## What to produce
Every record should be written out exactly, please.

* Start Supplied data *

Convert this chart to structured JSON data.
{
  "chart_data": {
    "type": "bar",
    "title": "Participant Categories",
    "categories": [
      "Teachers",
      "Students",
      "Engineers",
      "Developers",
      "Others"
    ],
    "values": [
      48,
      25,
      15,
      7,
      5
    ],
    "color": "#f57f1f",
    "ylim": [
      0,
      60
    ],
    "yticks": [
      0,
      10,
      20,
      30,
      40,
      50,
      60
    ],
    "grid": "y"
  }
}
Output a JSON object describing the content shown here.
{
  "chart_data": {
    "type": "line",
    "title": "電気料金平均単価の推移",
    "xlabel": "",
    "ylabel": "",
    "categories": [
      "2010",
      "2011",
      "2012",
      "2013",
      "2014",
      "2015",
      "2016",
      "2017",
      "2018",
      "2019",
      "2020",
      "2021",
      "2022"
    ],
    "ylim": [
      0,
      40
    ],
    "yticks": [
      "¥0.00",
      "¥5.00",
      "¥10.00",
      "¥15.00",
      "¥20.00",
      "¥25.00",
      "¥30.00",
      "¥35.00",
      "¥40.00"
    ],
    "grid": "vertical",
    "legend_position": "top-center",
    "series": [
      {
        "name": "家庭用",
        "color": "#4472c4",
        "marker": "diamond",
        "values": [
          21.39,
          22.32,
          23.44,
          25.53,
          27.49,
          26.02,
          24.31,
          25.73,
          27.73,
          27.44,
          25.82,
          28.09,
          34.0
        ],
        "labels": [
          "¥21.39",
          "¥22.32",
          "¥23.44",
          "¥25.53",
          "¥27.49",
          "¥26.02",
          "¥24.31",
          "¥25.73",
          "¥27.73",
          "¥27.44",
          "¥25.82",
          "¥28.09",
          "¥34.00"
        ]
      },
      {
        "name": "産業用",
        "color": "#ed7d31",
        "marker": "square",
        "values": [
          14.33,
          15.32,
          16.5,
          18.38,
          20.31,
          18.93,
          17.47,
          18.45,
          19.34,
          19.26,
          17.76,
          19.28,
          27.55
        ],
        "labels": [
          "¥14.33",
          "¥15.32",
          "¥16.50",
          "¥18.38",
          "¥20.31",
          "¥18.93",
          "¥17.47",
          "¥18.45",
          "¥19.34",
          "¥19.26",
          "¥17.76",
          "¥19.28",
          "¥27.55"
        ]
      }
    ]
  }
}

* End Supplied data *

## Answer to the problem
Convert this chart to structured JSON data.
{
  "chart_data": {
    "type": "bar",
    "title": "Participant Categories",
    "categories": [
      "Teachers",
      "Students",
      "Engineers",
      "Developers",
      "Others"
    ],
    "values": [
      48,
      25,
      15,
      7,
      5
    ],
    "color": "#f57f1f",
    "ylim": [
      0,
      60
    ],
    "yticks": [
      0,
      10,
      20,
      30,
      40,
      50,
      60
    ],
    "grid": "y"
  }
}
Output a JSON object describing the content shown here.
{
  "chart_data": {
    "type": "line",
    "title": "電気料金平均単価の推移",
    "xlabel": "",
    "ylabel": "",
    "categories": [
      "2010",
      "2011",
      "2012",
      "2013",
      "2014",
      "2015",
      "2016",
      "2017",
      "2018",
      "2019",
      "2020",
      "2021",
      "2022"
    ],
    "ylim": [
      0,
      40
    ],
    "yticks": [
      "¥0.00",
      "¥5.00",
      "¥10.00",
      "¥15.00",
      "¥20.00",
      "¥25.00",
      "¥30.00",
      "¥35.00",
      "¥40.00"
    ],
    "grid": "vertical",
    "legend_position": "top-center",
    "series": [
      {
        "name": "家庭用",
        "color": "#4472c4",
        "marker": "diamond",
        "values": [
          21.39,
          22.32,
          23.44,
          25.53,
          27.49,
          26.02,
          24.31,
          25.73,
          27.73,
          27.44,
          25.82,
          28.09,
          34.0
        ],
        "labels": [
          "¥21.39",
          "¥22.32",
          "¥23.44",
          "¥25.53",
          "¥27.49",
          "¥26.02",
          "¥24.31",
          "¥25.73",
          "¥27.73",
          "¥27.44",
          "¥25.82",
          "¥28.09",
          "¥34.00"
        ]
      },
      {
        "name": "産業用",
        "color": "#ed7d31",
        "marker": "square",
        "values": [
          14.33,
          15.32,
          16.5,
          18.38,
          20.31,
          18.93,
          17.47,
          18.45,
          19.34,
          19.26,
          17.76,
          19.28,
          27.55
        ],
        "labels": [
          "¥14.33",
          "¥15.32",
          "¥16.50",
          "¥18.38",
          "¥20.31",
          "¥18.93",
          "¥17.47",
          "¥18.45",
          "¥19.34",
          "¥19.26",
          "¥17.76",
          "¥19.28",
          "¥27.55"
        ]
      }
    ]
  }
}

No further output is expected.